● **Given information**:

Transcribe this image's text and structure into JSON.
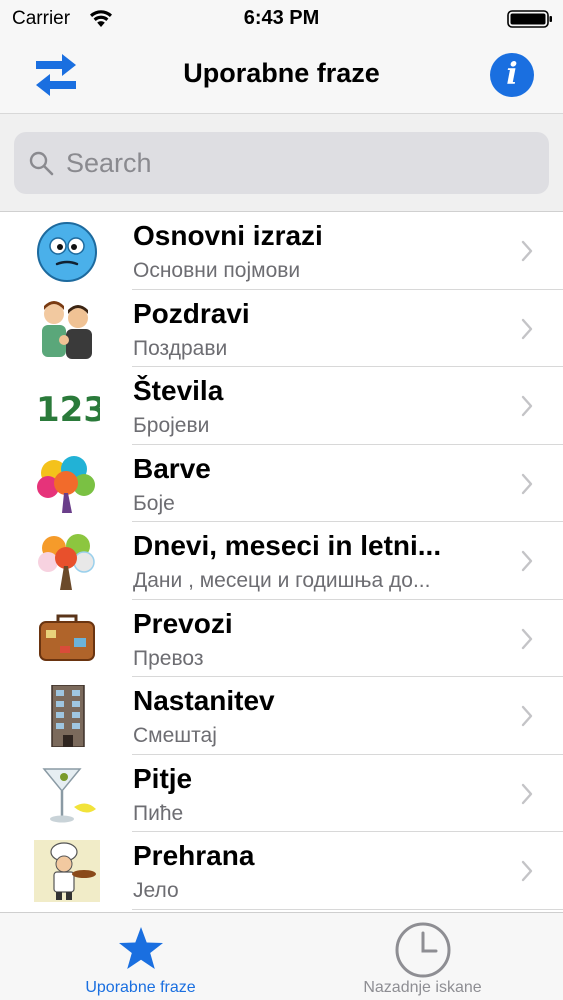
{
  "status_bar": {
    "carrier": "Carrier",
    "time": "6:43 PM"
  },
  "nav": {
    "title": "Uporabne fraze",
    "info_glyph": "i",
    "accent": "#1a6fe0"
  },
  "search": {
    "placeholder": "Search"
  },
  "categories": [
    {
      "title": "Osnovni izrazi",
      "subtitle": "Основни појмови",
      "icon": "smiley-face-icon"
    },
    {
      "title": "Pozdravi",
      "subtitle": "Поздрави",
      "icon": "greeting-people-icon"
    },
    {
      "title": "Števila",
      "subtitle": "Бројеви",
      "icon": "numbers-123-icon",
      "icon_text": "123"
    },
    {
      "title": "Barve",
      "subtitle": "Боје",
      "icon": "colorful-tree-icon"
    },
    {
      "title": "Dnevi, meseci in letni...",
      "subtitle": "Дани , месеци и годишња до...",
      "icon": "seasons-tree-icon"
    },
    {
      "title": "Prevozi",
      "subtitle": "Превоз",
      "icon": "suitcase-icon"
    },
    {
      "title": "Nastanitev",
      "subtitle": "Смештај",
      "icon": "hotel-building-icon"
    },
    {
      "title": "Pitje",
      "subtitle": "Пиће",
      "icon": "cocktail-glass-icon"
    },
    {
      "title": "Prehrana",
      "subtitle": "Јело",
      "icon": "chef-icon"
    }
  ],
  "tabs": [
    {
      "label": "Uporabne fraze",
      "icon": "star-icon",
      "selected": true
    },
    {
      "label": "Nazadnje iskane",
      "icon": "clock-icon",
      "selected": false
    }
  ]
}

* * *

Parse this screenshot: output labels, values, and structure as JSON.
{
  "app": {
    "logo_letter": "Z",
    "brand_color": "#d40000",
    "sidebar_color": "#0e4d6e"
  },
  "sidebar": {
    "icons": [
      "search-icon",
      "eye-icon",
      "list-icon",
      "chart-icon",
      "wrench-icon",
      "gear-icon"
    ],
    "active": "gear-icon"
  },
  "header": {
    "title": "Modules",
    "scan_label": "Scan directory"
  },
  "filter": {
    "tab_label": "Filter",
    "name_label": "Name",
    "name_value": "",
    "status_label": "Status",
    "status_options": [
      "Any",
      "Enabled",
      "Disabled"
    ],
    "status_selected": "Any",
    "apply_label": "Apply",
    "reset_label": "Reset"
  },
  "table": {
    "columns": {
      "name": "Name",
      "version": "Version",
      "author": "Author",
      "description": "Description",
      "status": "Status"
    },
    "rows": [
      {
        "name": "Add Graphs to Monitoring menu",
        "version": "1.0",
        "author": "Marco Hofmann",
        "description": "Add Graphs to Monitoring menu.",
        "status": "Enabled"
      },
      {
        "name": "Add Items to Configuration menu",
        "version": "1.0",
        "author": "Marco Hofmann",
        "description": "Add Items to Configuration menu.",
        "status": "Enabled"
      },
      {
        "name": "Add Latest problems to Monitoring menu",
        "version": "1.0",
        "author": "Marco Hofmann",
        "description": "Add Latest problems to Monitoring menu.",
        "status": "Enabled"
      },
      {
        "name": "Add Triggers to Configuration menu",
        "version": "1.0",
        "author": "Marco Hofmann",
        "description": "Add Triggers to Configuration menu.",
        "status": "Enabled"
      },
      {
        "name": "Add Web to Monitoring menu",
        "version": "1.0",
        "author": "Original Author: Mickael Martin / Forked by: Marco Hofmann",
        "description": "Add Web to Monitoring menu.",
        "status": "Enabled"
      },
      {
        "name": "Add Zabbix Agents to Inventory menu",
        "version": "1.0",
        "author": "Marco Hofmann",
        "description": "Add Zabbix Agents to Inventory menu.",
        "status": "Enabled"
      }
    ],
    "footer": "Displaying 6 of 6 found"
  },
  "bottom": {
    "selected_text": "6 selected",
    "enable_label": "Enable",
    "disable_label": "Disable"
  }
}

● **Exercise requirements**: Note every line above where the string "Agents" shows up, and copy those lines.

● **Output of the task**:
        "name": "Add Zabbix Agents to Inventory menu",
        "description": "Add Zabbix Agents to Inventory menu.",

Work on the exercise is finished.